Say how many lines contain the word "image" and give no other text.

________________

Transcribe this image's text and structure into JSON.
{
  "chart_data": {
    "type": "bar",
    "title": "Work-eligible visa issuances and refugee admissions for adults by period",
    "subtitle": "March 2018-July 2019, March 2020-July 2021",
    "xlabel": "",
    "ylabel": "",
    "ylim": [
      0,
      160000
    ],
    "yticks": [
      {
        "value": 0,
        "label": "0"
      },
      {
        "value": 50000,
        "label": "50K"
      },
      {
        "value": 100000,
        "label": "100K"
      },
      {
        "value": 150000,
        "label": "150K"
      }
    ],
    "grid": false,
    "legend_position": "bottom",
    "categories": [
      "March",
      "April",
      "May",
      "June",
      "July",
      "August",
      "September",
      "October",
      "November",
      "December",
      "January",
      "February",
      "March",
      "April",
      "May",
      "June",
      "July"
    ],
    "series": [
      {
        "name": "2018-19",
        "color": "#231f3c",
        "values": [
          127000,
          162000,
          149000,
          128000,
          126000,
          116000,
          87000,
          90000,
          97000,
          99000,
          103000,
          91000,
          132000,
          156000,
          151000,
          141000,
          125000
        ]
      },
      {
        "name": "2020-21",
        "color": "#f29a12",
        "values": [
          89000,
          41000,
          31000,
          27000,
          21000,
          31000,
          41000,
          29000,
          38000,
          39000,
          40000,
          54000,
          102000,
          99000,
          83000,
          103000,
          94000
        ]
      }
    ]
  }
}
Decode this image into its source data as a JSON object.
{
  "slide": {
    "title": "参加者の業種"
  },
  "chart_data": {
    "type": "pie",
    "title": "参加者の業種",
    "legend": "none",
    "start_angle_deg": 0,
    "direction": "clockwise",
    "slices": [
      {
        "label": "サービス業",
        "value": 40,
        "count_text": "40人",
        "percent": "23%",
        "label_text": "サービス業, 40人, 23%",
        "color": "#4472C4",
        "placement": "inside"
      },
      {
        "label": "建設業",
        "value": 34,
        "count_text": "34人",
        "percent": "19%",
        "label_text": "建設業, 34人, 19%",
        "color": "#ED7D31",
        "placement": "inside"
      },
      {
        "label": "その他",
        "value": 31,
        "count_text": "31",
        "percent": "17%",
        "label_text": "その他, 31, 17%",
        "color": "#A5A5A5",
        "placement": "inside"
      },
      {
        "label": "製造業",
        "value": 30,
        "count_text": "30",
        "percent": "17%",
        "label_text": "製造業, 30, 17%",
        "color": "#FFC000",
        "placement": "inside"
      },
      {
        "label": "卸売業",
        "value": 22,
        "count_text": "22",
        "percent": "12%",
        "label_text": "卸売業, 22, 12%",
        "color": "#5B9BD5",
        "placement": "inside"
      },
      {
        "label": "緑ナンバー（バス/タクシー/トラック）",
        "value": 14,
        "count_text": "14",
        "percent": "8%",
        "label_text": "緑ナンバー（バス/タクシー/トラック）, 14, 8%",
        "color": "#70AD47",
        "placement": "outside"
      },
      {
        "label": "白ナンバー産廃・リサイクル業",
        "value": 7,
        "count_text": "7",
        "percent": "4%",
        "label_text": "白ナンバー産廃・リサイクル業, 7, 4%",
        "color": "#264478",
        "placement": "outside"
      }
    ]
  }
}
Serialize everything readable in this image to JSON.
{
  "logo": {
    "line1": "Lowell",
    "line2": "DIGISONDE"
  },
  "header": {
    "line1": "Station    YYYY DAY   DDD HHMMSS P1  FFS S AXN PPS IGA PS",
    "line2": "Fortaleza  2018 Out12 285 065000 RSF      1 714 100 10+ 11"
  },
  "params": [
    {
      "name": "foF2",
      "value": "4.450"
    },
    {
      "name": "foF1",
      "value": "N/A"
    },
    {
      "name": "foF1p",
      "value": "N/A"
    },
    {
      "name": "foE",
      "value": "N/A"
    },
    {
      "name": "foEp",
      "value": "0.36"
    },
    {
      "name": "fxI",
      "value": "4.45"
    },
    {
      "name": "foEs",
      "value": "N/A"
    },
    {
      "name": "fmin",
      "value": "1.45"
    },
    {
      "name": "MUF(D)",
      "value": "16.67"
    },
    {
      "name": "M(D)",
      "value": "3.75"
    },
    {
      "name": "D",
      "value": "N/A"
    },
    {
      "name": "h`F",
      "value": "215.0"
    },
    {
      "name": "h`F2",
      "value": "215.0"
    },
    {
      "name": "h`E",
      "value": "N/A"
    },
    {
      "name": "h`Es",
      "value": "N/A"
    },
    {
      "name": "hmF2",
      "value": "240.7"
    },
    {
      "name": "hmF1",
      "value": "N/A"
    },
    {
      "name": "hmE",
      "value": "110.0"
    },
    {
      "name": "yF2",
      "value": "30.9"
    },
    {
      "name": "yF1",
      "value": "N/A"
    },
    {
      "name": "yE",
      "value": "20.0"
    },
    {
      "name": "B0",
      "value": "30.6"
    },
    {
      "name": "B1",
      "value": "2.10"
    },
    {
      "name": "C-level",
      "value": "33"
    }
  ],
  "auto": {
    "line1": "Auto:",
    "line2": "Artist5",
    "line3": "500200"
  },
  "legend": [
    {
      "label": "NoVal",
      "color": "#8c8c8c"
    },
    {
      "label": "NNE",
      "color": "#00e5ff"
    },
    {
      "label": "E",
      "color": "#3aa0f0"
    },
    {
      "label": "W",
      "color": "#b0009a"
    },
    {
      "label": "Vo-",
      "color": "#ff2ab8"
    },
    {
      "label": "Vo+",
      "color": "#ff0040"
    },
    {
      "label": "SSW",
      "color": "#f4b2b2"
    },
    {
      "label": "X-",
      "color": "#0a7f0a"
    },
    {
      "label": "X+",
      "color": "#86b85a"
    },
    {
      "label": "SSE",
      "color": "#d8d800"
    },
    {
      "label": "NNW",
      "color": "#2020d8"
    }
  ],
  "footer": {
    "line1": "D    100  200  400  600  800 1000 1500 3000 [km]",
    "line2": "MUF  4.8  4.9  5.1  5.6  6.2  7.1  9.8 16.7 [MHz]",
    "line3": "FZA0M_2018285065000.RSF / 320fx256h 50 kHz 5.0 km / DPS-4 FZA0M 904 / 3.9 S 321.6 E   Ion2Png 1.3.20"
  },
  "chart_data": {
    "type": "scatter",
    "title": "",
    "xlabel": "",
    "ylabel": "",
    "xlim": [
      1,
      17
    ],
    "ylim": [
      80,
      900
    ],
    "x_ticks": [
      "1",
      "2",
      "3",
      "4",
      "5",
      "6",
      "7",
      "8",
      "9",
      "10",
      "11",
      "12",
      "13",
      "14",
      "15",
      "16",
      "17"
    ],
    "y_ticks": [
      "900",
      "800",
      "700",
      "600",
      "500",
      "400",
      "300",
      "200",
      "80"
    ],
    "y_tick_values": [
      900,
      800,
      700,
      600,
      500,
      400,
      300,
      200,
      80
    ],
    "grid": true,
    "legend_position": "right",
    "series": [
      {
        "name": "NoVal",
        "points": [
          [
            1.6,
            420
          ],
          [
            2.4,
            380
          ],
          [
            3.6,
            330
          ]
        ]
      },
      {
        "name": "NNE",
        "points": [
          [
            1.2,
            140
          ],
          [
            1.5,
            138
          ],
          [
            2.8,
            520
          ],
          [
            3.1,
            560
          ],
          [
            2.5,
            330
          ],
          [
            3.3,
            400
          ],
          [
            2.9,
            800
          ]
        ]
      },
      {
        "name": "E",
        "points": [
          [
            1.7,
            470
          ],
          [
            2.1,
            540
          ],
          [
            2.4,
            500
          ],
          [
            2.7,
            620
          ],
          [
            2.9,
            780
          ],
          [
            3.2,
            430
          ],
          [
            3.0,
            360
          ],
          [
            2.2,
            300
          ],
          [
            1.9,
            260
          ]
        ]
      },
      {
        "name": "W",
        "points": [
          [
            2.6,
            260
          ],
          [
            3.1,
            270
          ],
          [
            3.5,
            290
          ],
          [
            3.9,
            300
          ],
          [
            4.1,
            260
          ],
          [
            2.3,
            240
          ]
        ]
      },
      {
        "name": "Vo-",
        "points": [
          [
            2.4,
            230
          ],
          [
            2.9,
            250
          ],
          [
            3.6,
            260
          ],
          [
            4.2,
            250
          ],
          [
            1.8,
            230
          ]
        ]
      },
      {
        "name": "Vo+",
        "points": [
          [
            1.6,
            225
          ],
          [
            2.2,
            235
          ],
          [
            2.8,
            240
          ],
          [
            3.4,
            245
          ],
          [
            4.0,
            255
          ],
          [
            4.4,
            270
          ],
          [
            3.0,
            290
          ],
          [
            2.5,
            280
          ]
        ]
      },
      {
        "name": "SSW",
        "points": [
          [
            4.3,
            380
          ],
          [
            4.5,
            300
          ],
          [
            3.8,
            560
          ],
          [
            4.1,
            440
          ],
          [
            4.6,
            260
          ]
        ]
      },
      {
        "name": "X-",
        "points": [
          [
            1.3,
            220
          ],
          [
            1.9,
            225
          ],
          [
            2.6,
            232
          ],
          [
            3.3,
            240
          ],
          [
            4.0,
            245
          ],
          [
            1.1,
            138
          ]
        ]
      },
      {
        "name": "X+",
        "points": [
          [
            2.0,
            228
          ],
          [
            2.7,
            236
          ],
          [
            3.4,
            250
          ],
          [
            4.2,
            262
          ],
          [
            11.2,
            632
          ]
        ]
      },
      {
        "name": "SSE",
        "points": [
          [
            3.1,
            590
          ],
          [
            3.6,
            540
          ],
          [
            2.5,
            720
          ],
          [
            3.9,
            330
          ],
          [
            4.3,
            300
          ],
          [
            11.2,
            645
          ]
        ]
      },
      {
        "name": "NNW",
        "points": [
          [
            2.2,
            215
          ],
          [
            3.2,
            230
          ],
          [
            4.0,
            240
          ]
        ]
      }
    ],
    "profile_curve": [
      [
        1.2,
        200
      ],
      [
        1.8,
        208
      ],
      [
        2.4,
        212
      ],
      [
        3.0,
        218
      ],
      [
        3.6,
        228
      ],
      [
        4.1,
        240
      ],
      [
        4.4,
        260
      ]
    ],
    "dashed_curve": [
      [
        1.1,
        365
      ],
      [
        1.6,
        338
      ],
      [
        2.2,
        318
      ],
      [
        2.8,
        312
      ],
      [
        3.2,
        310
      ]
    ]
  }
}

________________

— FINAL RESULT —
3